**EXERCISE OBJECTIVE**:
Write out each line in which the string "trục" is present.

**EXCERPTED RECORDS**:
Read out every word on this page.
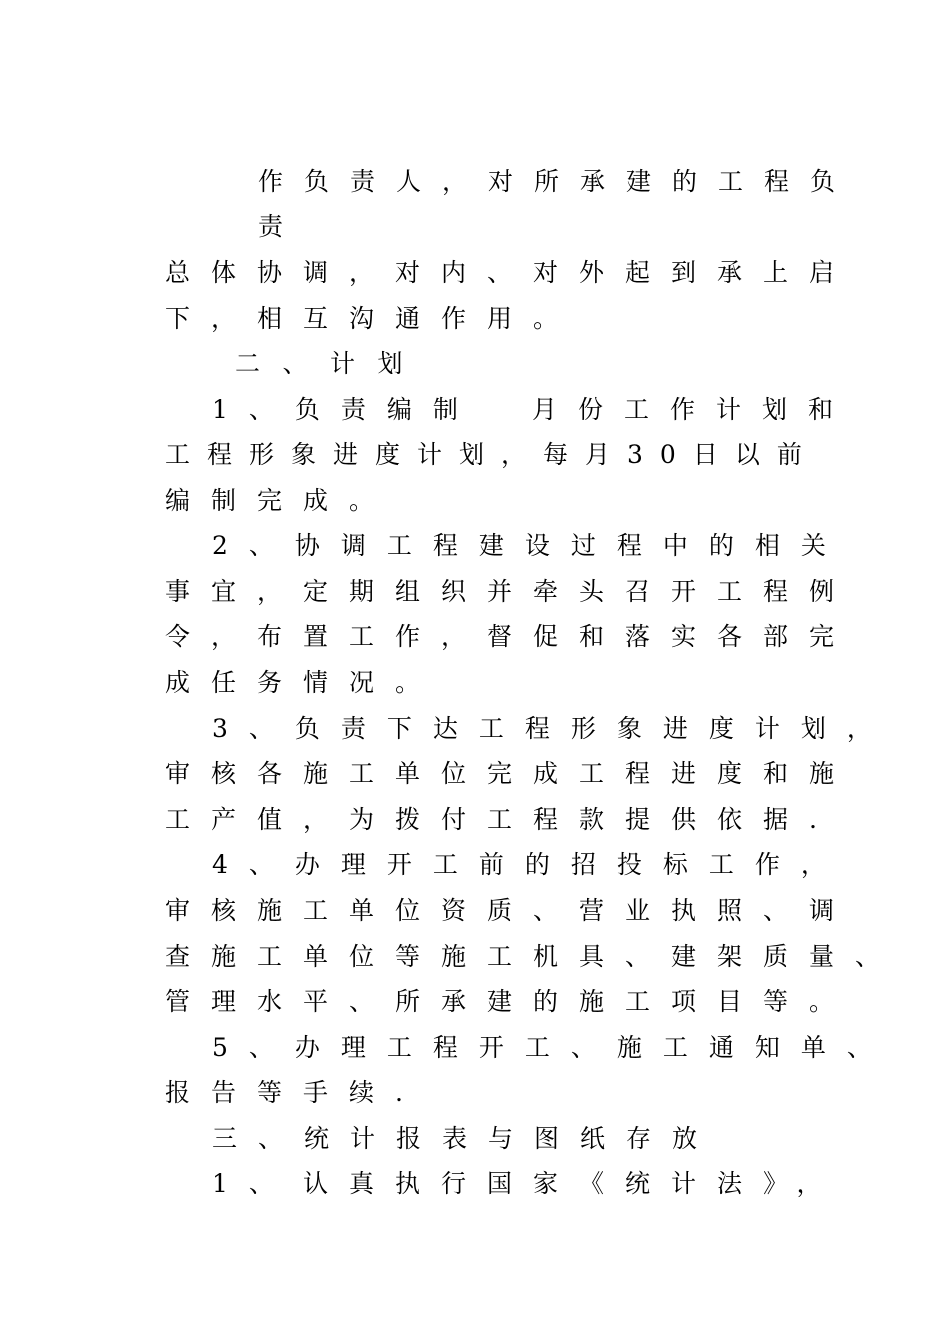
作负责人，对所承建的工程负
责
总体协调，对内、对外起到承上启
下，相互沟通作用。
二、计划
1、负责编制 月份工作计划和
工程形象进度计划，每月30日以前
编制完成。
2、协调工程建设过程中的相关
事宜，定期组织并牵头召开工程例
令，布置工作，督促和落实各部完
成任务情况。
3、负责下达工程形象进度计划，
审核各施工单位完成工程进度和施
工产值，为拨付工程款提供依据.
4、办理开工前的招投标工作，
审核施工单位资质、营业执照、调
查施工单位等施工机具、建架质量、
管理水平、所承建的施工项目等。
5、办理工程开工、施工通知单、
报告等手续.
三、统计报表与图纸存放
1、 认真执行国家《统计法》，
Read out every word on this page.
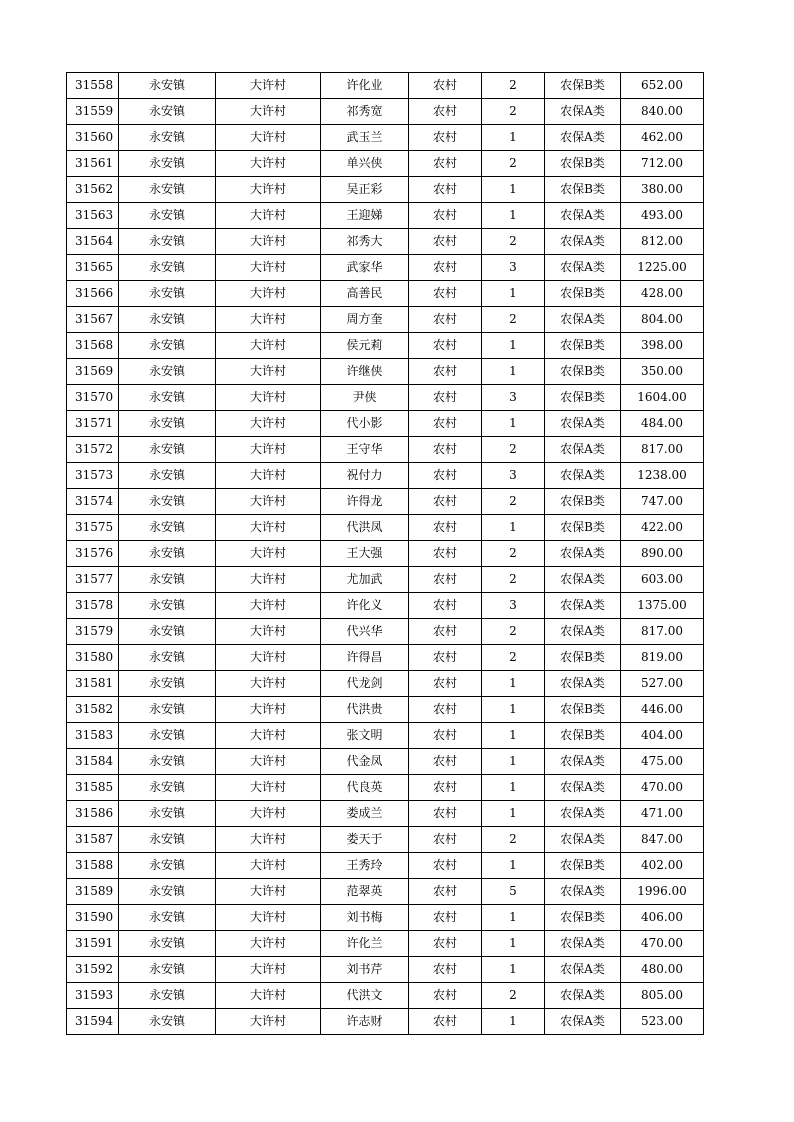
31558	永安镇	大许村	许化业	农村	2	农保B类	652.00
31559	永安镇	大许村	祁秀宽	农村	2	农保A类	840.00
31560	永安镇	大许村	武玉兰	农村	1	农保A类	462.00
31561	永安镇	大许村	单兴侠	农村	2	农保B类	712.00
31562	永安镇	大许村	吴正彩	农村	1	农保B类	380.00
31563	永安镇	大许村	王迎娣	农村	1	农保A类	493.00
31564	永安镇	大许村	祁秀大	农村	2	农保A类	812.00
31565	永安镇	大许村	武家华	农村	3	农保A类	1225.00
31566	永安镇	大许村	高善民	农村	1	农保B类	428.00
31567	永安镇	大许村	周方奎	农村	2	农保A类	804.00
31568	永安镇	大许村	侯元莉	农村	1	农保B类	398.00
31569	永安镇	大许村	许继侠	农村	1	农保B类	350.00
31570	永安镇	大许村	尹侠	农村	3	农保B类	1604.00
31571	永安镇	大许村	代小影	农村	1	农保A类	484.00
31572	永安镇	大许村	王守华	农村	2	农保A类	817.00
31573	永安镇	大许村	祝付力	农村	3	农保A类	1238.00
31574	永安镇	大许村	许得龙	农村	2	农保B类	747.00
31575	永安镇	大许村	代洪凤	农村	1	农保B类	422.00
31576	永安镇	大许村	王大强	农村	2	农保A类	890.00
31577	永安镇	大许村	尤加武	农村	2	农保A类	603.00
31578	永安镇	大许村	许化义	农村	3	农保A类	1375.00
31579	永安镇	大许村	代兴华	农村	2	农保A类	817.00
31580	永安镇	大许村	许得昌	农村	2	农保B类	819.00
31581	永安镇	大许村	代龙剑	农村	1	农保A类	527.00
31582	永安镇	大许村	代洪贵	农村	1	农保B类	446.00
31583	永安镇	大许村	张文明	农村	1	农保B类	404.00
31584	永安镇	大许村	代金凤	农村	1	农保A类	475.00
31585	永安镇	大许村	代良英	农村	1	农保A类	470.00
31586	永安镇	大许村	娄成兰	农村	1	农保A类	471.00
31587	永安镇	大许村	娄天于	农村	2	农保A类	847.00
31588	永安镇	大许村	王秀玲	农村	1	农保B类	402.00
31589	永安镇	大许村	范翠英	农村	5	农保A类	1996.00
31590	永安镇	大许村	刘书梅	农村	1	农保B类	406.00
31591	永安镇	大许村	许化兰	农村	1	农保A类	470.00
31592	永安镇	大许村	刘书芹	农村	1	农保A类	480.00
31593	永安镇	大许村	代洪文	农村	2	农保A类	805.00
31594	永安镇	大许村	许志财	农村	1	农保A类	523.00
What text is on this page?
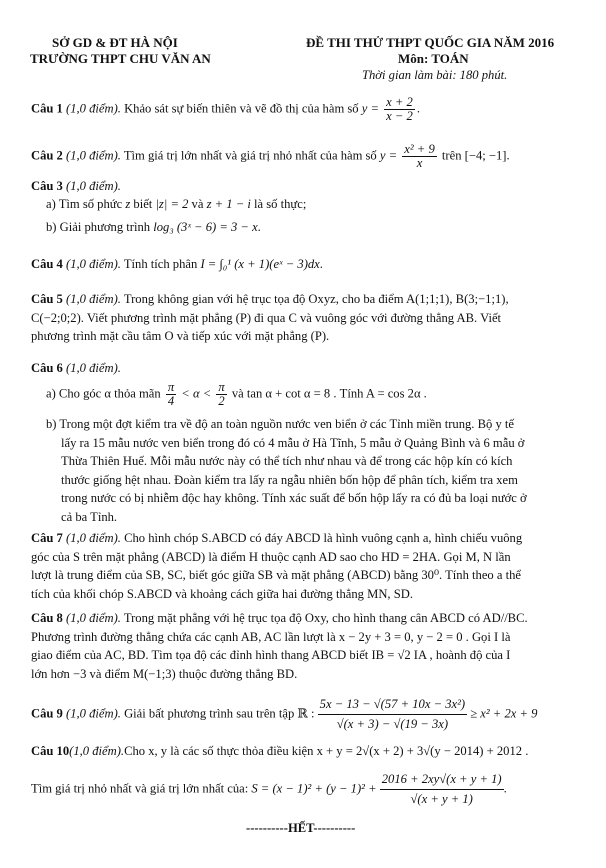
SỞ GD & ĐT HÀ NỘI
TRƯỜNG THPT CHU VĂN AN
ĐỀ THI THỬ THPT QUỐC GIA NĂM 2016
Môn: TOÁN
Thời gian làm bài: 180 phút.
Câu 1 (1,0 điểm). Khảo sát sự biến thiên và vẽ đồ thị của hàm số $y = \frac{x + 2}{x - 2}$ .
Câu 2 (1,0 điểm). Tìm giá trị lớn nhất và giá trị nhỏ nhất của hàm số $y = \frac{\text{x² + 9}}{x}$ trên [−4; −1].
Câu 3 (1,0 điểm).
a) Tìm số phức z biết |z| = 2 và z + 1 − i là số thực;
b) Giải phương trình log₃ (3ˣ − 6) = 3 − x.
Câu 4 (1,0 điểm). Tính tích phân I = ∫₀¹ (x + 1)(eˣ − 3)dx.
Câu 5 (1,0 điểm). Trong không gian với hệ trục tọa độ Oxyz, cho ba điểm A(1;1;1), B(3;−1;1),
C(−2;0;2). Viết phương trình mặt phẳng (P) đi qua C và vuông góc với đường thẳng AB. Viết
phương trình mặt cầu tâm O và tiếp xúc với mặt phẳng (P).
Câu 6 (1,0 điểm).
a) Cho góc α thỏa mãn $\frac{\pi}{4} < \alpha < \frac{\pi}{2}$ và tan α + cot α = 8 . Tính A = cos 2α .
b) Trong một đợt kiểm tra về độ an toàn nguồn nước ven biển ở các Tỉnh miền trung. Bộ y tế
lấy ra 15 mẫu nước ven biển trong đó có 4 mẫu ở Hà Tĩnh, 5 mẫu ở Quảng Bình và 6 mẫu ở
Thừa Thiên Huế. Mỗi mẫu nước này có thể tích như nhau và để trong các hộp kín có kích
thước giống hệt nhau. Đoàn kiểm tra lấy ra ngẫu nhiên bốn hộp để phân tích, kiểm tra xem
trong nước có bị nhiễm độc hay không. Tính xác suất để bốn hộp lấy ra có đủ ba loại nước ở
cả ba Tỉnh.
Câu 7 (1,0 điểm). Cho hình chóp S.ABCD có đáy ABCD là hình vuông cạnh a, hình chiếu vuông
góc của S trên mặt phẳng (ABCD) là điểm H thuộc cạnh AD sao cho HD = 2HA. Gọi M, N lần
lượt là trung điểm của SB, SC, biết góc giữa SB và mặt phẳng (ABCD) bằng 30⁰. Tính theo a thể
tích của khối chóp S.ABCD và khoảng cách giữa hai đường thẳng MN, SD.
Câu 8 (1,0 điểm). Trong mặt phẳng với hệ trục tọa độ Oxy, cho hình thang cân ABCD có AD//BC.
Phương trình đường thẳng chứa các cạnh AB, AC lần lượt là x − 2y + 3 = 0, y − 2 = 0 . Gọi I là
giao điểm của AC, BD. Tìm tọa độ các đỉnh hình thang ABCD biết IB = √2 IA , hoành độ của I
lớn hơn −3 và điểm M(−1;3) thuộc đường thẳng BD.
Câu 9 (1,0 điểm). Giải bất phương trình sau trên tập ℝ : $\frac{\text{5x − 13 − √(57 + 10x − 3x²)}}{√(x + 3) - √(19 - 3x)} \ge x^2 + 2x + 9$
Câu 10(1,0 điểm).Cho x, y là các số thực thỏa điều kiện x + y = 2√(x + 2) + 3√(y − 2014) + 2012 .
Tìm giá trị nhỏ nhất và giá trị lớn nhất của: $S = (x - 1)^2 + (y - 1)^2 + \frac{2016 + 2xy√(x + y + 1)}{√(x + y + 1)}$ .
----------HẾT----------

**THE RESULT**:
Câu 5 (1,0 điểm). Trong không gian với hệ trục tọa độ Oxyz, cho ba điểm A(1;1;1), B(3;−1;1),
Câu 8 (1,0 điểm). Trong mặt phẳng với hệ trục tọa độ Oxy, cho hình thang cân ABCD có AD//BC.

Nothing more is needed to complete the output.